◆ **GIVEN REQUEST**:
Search the records below for the word "JSON". Pull out each line that has it.

=== EXERCISE INPUTS ===

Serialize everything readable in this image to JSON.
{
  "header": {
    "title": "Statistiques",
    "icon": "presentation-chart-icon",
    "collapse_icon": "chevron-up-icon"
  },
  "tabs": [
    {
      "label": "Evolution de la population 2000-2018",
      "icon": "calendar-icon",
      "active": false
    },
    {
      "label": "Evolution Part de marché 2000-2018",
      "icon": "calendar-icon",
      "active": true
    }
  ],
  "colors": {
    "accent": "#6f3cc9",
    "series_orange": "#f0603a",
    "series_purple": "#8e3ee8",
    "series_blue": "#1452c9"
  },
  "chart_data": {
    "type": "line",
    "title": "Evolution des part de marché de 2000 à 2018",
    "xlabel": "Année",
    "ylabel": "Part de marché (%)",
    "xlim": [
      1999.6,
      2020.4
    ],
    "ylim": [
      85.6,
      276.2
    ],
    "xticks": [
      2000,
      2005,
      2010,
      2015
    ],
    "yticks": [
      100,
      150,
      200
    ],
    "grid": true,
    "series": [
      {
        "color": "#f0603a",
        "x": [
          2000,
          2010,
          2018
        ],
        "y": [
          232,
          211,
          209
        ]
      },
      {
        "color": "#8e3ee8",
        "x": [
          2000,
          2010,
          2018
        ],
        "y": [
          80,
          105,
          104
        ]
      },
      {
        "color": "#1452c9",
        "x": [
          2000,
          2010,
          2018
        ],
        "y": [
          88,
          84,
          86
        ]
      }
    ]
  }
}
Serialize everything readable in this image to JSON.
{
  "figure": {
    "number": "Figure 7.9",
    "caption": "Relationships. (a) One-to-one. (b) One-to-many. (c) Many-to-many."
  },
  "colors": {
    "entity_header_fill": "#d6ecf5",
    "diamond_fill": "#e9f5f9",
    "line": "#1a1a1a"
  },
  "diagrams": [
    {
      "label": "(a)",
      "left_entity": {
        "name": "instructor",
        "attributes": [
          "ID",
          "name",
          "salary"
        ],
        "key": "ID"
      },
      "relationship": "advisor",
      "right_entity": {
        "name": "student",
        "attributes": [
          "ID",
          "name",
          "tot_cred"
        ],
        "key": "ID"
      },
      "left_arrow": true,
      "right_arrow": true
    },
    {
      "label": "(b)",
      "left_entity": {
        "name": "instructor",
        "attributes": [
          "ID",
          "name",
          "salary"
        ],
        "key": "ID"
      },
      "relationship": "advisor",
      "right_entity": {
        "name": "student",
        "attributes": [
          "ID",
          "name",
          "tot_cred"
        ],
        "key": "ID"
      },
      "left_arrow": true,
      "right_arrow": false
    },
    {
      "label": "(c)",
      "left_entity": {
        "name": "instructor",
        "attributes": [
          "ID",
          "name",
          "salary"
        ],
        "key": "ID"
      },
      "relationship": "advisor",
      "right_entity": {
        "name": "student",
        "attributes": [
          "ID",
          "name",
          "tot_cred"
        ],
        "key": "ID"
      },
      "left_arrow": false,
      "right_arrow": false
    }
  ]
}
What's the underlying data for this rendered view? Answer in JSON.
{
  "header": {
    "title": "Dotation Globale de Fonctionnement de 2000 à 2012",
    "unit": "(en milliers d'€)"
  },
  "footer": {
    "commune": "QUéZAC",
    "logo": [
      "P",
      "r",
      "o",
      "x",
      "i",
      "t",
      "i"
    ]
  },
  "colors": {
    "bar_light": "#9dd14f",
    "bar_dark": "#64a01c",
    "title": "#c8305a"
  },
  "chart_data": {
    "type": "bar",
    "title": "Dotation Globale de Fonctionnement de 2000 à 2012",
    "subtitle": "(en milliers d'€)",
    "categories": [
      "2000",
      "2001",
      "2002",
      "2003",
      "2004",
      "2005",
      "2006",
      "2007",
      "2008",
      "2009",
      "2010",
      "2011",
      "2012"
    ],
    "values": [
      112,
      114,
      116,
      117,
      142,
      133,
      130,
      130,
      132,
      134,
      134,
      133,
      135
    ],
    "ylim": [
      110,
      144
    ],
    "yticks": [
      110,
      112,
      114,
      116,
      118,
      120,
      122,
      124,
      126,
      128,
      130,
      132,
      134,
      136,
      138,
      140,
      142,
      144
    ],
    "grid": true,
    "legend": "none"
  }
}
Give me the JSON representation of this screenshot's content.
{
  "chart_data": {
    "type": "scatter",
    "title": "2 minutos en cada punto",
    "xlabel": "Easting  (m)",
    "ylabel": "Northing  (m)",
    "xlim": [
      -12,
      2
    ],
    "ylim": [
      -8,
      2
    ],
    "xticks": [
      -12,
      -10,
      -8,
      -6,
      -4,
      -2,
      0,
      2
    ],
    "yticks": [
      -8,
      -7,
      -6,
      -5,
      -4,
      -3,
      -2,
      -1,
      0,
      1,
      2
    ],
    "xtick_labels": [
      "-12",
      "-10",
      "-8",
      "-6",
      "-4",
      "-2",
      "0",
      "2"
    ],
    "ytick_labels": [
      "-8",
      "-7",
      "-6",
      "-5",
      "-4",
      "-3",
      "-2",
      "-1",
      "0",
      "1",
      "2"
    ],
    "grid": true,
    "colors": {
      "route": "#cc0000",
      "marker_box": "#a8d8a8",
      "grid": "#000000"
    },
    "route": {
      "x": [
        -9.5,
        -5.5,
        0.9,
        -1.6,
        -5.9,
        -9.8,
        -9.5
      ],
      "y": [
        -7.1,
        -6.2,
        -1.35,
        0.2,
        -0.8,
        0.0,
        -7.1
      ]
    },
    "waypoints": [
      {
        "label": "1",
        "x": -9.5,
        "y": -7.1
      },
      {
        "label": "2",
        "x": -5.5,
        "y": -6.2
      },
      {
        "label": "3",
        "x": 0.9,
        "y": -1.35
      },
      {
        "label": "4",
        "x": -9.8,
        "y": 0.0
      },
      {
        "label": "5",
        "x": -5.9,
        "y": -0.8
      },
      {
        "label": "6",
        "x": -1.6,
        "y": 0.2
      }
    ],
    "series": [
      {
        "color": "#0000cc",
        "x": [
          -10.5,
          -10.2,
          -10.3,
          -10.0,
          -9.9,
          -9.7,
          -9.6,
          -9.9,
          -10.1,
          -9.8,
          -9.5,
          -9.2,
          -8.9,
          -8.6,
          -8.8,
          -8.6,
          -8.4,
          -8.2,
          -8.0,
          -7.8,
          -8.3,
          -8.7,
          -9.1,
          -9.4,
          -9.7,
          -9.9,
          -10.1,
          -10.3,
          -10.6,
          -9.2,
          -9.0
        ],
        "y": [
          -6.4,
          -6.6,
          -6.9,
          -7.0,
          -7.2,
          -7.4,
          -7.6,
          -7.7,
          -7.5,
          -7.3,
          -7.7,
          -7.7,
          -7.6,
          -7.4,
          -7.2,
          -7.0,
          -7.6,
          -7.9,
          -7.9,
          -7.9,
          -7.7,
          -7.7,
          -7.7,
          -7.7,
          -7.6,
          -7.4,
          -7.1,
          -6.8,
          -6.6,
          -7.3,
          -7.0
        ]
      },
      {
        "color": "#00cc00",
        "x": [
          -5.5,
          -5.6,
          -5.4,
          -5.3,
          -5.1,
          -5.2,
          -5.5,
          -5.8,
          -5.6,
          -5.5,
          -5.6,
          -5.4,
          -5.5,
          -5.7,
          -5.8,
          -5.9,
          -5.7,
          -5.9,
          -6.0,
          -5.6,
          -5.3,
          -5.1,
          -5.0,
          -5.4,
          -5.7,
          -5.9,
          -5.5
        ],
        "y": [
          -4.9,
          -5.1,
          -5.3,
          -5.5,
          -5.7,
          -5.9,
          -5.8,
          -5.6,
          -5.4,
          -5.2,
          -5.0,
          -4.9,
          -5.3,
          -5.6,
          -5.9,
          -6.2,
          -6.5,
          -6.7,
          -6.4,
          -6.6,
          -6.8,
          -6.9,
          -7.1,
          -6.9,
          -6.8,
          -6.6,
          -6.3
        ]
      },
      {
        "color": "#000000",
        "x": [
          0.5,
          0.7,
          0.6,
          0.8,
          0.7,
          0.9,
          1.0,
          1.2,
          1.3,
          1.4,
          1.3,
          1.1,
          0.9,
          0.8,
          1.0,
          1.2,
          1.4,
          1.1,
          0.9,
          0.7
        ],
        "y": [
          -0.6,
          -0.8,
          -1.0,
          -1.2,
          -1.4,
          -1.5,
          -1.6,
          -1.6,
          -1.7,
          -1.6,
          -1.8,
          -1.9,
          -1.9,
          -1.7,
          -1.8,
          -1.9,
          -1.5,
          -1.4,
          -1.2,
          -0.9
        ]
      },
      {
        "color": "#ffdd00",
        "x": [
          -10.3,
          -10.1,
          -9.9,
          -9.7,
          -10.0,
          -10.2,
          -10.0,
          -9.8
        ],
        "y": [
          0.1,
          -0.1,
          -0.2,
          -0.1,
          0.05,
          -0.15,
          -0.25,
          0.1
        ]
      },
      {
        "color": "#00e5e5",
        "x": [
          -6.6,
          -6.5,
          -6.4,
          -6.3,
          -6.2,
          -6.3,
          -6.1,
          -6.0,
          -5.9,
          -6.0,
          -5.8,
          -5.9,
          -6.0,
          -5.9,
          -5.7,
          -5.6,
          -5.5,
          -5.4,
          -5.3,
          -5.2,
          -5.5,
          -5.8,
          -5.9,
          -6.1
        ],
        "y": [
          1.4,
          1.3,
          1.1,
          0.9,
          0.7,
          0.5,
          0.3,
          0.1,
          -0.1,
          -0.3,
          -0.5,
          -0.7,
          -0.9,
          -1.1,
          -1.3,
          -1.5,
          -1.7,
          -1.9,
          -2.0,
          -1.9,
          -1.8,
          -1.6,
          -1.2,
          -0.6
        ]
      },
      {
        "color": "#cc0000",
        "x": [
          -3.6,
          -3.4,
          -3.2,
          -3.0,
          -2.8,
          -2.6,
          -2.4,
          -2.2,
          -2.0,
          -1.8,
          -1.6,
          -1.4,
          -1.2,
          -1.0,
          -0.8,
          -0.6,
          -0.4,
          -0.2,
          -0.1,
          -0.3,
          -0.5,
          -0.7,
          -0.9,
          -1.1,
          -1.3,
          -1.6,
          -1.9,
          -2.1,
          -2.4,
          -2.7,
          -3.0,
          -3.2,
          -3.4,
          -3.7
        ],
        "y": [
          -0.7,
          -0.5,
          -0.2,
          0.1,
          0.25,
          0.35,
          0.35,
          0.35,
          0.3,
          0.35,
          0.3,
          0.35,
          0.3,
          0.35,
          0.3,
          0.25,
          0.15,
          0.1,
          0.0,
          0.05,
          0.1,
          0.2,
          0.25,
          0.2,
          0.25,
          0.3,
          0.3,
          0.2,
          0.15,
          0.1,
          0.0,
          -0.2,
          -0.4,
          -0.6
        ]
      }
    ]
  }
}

===

◆ **FINAL ANSWER**:
Serialize everything readable in this image to JSON.
Serialize everything readable in this image to JSON.
What's the underlying data for this rendered view? Answer in JSON.
Give me the JSON representation of this screenshot's content.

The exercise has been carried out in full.